*** Dataset entries

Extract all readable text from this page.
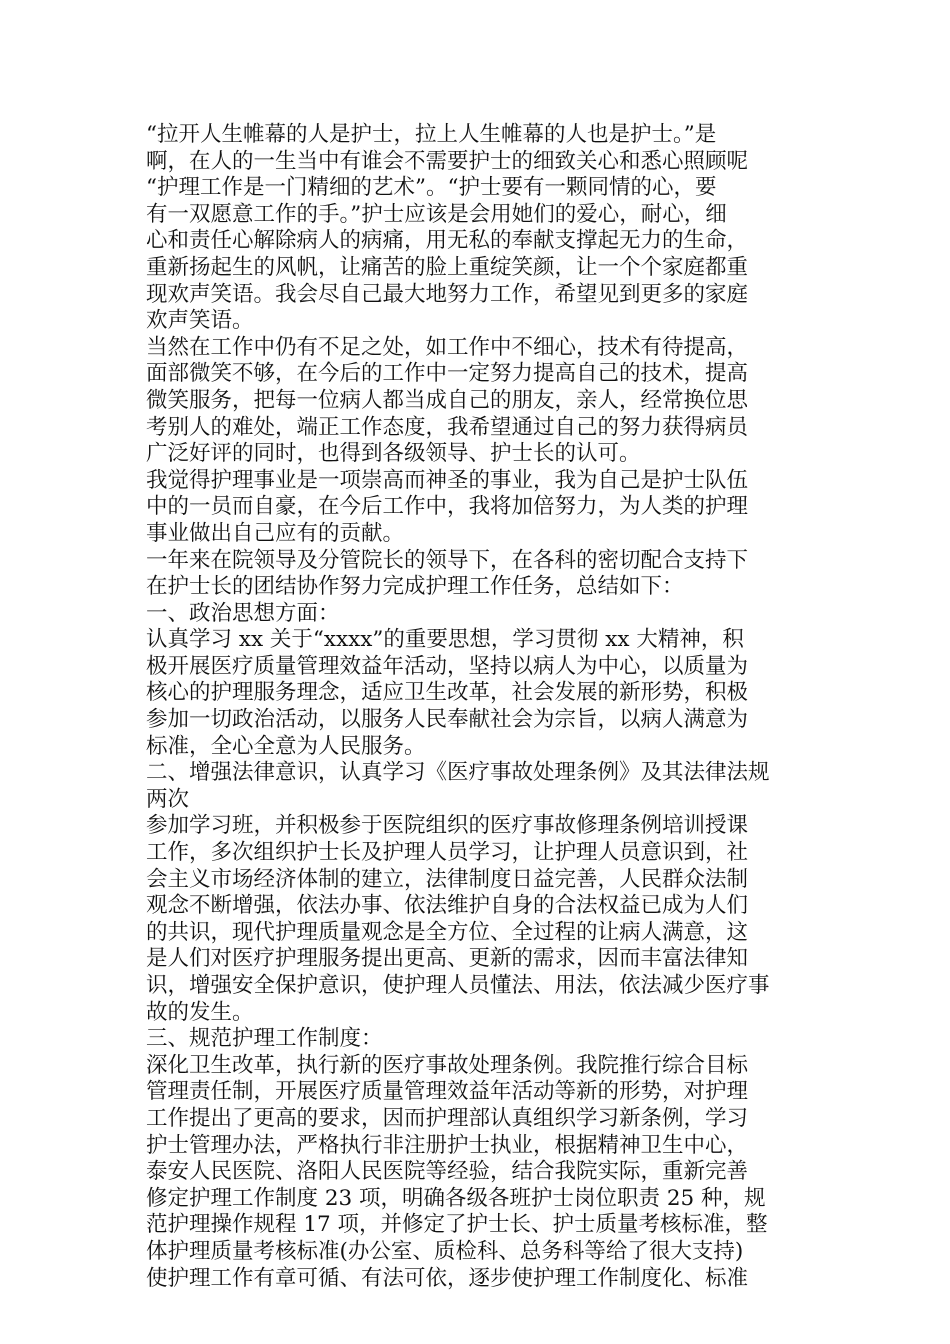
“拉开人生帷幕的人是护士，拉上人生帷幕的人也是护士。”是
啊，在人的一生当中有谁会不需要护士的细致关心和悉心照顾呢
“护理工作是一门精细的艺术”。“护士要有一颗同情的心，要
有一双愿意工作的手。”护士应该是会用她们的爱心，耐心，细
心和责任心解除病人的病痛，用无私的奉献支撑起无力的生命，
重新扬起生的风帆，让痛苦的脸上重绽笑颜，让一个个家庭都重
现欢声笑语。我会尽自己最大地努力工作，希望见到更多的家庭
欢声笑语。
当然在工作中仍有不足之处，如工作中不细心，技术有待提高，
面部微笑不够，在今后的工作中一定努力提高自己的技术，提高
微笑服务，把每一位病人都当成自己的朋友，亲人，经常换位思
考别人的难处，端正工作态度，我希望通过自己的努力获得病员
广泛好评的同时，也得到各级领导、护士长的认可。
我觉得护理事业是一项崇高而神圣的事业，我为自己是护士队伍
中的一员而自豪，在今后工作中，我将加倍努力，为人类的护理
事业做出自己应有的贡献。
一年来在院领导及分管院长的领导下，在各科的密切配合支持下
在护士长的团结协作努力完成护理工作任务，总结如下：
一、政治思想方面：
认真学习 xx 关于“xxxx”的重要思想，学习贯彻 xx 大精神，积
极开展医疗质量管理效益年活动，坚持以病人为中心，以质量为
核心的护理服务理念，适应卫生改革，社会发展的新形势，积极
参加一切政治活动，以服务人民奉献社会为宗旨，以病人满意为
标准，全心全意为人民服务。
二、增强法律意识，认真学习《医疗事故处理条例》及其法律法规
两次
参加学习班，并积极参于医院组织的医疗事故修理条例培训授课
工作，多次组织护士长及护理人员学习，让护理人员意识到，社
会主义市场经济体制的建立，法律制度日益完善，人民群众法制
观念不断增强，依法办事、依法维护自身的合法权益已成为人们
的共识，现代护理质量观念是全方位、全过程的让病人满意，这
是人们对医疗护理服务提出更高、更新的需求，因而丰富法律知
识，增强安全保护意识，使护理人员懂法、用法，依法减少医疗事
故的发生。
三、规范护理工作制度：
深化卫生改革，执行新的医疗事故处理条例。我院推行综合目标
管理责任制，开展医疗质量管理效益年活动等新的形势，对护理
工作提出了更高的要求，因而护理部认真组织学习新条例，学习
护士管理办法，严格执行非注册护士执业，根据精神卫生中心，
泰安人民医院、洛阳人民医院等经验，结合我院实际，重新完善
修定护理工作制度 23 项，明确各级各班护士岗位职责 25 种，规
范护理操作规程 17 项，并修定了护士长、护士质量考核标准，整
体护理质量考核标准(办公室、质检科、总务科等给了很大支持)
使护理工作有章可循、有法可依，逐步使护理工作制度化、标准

******
*** Dataset entries

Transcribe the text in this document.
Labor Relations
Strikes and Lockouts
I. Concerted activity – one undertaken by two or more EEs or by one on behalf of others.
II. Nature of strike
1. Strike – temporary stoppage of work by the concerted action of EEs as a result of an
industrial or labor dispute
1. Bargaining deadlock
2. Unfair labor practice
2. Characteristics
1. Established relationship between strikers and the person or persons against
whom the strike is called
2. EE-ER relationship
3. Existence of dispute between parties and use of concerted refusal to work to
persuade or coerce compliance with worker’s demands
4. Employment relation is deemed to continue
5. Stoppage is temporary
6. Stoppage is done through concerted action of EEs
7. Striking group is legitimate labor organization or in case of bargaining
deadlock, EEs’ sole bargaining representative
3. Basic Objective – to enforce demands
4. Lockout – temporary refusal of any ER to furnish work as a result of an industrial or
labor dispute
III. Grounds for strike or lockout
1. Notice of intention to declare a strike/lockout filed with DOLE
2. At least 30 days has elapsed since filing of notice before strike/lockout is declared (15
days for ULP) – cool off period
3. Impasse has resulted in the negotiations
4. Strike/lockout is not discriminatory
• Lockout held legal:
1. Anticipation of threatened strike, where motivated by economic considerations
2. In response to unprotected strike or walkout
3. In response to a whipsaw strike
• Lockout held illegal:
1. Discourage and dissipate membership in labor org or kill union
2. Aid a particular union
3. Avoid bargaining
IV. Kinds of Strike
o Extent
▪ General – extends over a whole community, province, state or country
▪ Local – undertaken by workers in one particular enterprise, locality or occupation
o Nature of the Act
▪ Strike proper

******

Goal:
From the listing, copy each line containing the word "held".

Result of the exercise:
• Lockout held legal:
• Lockout held illegal:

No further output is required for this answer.